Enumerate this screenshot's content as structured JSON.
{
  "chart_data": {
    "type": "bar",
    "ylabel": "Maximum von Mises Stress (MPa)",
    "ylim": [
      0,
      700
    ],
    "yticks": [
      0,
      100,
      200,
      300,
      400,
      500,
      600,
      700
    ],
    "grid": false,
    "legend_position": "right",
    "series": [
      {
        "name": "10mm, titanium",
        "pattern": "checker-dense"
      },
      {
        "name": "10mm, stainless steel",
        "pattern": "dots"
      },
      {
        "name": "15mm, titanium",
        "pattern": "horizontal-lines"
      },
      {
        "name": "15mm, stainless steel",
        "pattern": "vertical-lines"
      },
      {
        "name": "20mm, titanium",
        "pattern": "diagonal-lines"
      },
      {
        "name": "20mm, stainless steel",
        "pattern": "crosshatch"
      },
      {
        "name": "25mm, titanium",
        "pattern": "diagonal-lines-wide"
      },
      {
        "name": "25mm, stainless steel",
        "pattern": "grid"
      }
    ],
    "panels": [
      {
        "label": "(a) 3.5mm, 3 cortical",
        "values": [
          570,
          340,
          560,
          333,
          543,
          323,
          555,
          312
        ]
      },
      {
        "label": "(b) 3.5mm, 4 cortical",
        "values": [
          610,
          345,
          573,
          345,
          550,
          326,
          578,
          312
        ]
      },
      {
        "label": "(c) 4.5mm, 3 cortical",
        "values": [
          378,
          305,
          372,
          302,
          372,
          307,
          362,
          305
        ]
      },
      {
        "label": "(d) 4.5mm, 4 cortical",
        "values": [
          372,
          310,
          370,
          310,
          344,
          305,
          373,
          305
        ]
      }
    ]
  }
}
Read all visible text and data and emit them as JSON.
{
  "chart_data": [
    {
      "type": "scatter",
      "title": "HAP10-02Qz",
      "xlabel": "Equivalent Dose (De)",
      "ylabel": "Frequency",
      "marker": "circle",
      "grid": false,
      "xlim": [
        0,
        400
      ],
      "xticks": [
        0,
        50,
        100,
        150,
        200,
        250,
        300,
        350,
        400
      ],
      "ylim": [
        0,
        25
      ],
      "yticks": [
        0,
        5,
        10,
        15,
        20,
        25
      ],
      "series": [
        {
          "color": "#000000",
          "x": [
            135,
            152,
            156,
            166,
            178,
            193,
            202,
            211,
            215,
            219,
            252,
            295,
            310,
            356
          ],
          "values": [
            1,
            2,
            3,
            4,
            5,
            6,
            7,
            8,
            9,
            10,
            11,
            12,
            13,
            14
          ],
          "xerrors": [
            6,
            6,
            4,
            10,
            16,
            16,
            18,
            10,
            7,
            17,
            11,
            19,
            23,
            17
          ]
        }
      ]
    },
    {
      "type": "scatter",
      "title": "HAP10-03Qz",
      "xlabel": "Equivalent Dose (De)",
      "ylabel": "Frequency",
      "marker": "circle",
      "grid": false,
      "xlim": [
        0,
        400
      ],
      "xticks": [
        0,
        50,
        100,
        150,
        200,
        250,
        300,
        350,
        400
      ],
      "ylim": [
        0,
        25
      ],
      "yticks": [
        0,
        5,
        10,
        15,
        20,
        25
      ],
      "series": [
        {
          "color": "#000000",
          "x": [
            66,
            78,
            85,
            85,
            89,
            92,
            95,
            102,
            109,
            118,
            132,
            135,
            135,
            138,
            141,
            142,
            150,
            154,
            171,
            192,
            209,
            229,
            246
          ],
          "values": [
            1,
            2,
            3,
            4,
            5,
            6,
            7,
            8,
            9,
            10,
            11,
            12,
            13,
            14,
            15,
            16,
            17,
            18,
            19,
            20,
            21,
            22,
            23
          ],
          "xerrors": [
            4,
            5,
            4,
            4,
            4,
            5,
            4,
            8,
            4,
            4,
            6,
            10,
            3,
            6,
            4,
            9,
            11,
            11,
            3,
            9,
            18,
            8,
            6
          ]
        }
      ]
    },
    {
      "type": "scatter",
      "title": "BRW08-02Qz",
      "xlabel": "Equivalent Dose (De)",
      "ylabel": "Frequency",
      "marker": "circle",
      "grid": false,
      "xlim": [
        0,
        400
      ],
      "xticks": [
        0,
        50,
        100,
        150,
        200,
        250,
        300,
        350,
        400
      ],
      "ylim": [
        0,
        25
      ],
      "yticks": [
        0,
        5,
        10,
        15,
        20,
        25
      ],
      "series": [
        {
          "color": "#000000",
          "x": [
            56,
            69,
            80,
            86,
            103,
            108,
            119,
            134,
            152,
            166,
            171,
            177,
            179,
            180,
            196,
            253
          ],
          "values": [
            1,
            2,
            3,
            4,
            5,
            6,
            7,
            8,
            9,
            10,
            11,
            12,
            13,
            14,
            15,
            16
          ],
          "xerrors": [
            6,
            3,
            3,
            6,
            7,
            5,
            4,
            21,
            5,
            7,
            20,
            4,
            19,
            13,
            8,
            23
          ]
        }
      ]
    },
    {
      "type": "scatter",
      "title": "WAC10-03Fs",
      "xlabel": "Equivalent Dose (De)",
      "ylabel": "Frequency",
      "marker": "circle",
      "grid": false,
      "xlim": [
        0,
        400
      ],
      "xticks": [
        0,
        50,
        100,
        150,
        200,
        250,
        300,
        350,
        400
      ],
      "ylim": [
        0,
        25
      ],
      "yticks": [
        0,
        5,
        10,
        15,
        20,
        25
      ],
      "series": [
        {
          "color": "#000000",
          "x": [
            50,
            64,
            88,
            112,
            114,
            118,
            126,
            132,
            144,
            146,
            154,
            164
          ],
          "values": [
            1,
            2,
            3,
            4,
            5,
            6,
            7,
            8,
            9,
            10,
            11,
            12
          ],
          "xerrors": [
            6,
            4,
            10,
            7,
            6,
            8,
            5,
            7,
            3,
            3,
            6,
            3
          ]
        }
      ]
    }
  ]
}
==
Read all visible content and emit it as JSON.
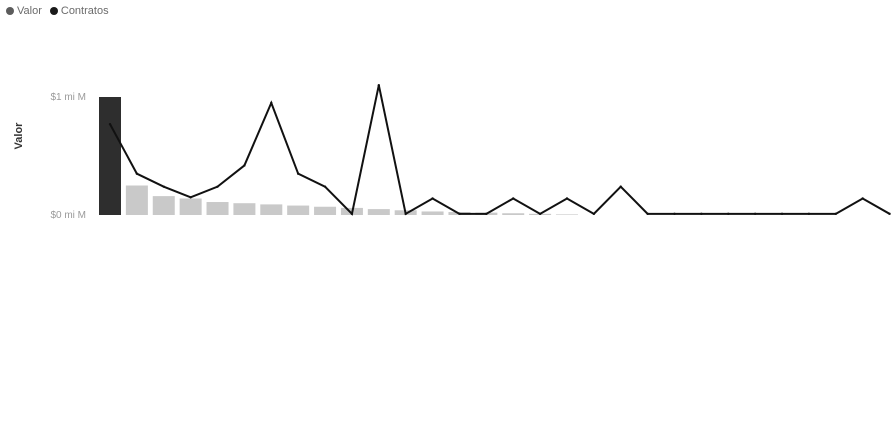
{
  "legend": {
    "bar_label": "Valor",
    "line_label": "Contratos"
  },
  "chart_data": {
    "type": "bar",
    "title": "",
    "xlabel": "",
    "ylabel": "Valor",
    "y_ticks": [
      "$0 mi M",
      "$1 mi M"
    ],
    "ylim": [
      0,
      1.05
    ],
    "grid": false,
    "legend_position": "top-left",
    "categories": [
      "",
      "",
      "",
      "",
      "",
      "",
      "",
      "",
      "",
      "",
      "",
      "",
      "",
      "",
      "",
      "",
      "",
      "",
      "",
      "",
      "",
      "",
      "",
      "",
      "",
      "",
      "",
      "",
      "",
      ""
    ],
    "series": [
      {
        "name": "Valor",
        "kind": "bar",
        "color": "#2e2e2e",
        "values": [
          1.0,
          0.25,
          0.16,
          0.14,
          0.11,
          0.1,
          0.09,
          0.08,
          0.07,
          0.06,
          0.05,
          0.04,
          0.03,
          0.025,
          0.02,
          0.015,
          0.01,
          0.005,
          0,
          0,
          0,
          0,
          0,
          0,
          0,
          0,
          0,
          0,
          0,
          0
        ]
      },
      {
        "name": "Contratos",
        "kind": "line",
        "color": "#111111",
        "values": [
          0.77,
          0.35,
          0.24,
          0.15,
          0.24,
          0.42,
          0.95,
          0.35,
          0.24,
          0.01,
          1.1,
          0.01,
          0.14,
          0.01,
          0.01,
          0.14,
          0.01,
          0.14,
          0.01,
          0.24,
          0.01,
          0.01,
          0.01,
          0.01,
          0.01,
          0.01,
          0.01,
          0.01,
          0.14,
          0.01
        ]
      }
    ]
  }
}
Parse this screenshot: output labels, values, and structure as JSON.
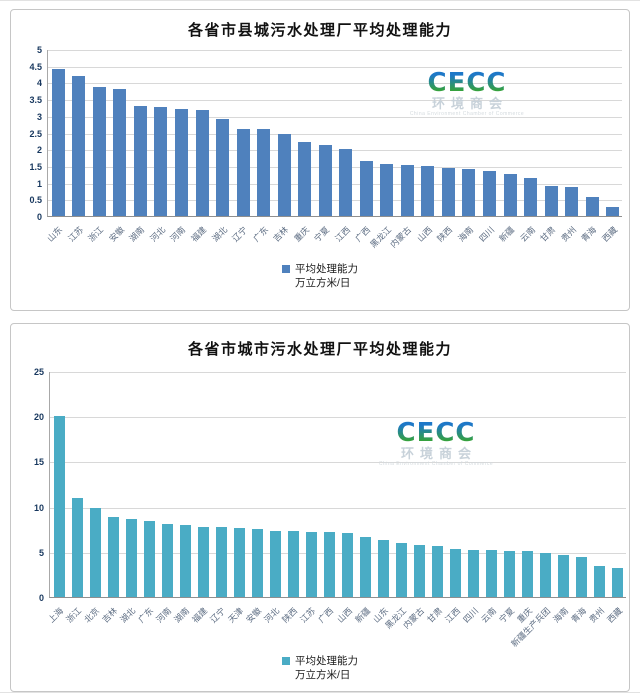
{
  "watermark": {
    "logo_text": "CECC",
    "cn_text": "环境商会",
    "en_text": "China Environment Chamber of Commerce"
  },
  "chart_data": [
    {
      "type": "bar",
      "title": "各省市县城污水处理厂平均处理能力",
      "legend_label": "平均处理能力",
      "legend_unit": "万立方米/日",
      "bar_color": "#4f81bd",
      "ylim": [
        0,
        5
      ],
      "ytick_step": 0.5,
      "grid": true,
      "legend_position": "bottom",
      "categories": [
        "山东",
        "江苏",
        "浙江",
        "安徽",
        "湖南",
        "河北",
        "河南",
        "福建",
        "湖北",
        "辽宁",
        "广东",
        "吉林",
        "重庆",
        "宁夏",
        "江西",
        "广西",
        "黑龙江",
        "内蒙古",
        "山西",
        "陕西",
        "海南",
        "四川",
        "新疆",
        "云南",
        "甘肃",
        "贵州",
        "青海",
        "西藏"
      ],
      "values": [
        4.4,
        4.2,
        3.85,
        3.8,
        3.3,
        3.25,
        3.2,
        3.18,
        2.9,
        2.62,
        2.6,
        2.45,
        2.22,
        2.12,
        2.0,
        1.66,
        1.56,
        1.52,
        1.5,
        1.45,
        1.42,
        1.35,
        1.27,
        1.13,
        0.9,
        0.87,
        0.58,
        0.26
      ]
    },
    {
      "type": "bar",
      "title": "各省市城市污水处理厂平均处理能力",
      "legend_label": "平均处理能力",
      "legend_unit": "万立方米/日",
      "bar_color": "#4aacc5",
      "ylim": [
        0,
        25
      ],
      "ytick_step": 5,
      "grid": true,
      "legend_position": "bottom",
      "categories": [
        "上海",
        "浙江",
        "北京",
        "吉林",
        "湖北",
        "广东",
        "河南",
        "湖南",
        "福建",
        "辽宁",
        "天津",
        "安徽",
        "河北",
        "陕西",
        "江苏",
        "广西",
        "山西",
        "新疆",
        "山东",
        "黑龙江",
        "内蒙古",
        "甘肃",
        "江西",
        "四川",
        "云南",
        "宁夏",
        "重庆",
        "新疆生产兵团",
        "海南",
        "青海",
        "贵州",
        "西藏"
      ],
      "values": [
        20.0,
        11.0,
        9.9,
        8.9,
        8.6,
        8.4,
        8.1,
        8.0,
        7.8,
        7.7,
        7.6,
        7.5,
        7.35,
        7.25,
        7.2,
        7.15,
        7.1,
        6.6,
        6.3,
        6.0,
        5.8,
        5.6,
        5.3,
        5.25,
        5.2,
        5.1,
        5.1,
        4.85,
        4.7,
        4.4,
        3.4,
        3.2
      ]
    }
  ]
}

WHAT THIS TASK INVOLVES ▸ Select and copy every line of the listing with the word "Contratos".

ANSWER FOR THIS EXERCISE ▸
    "line_label": "Contratos"
        "name": "Contratos",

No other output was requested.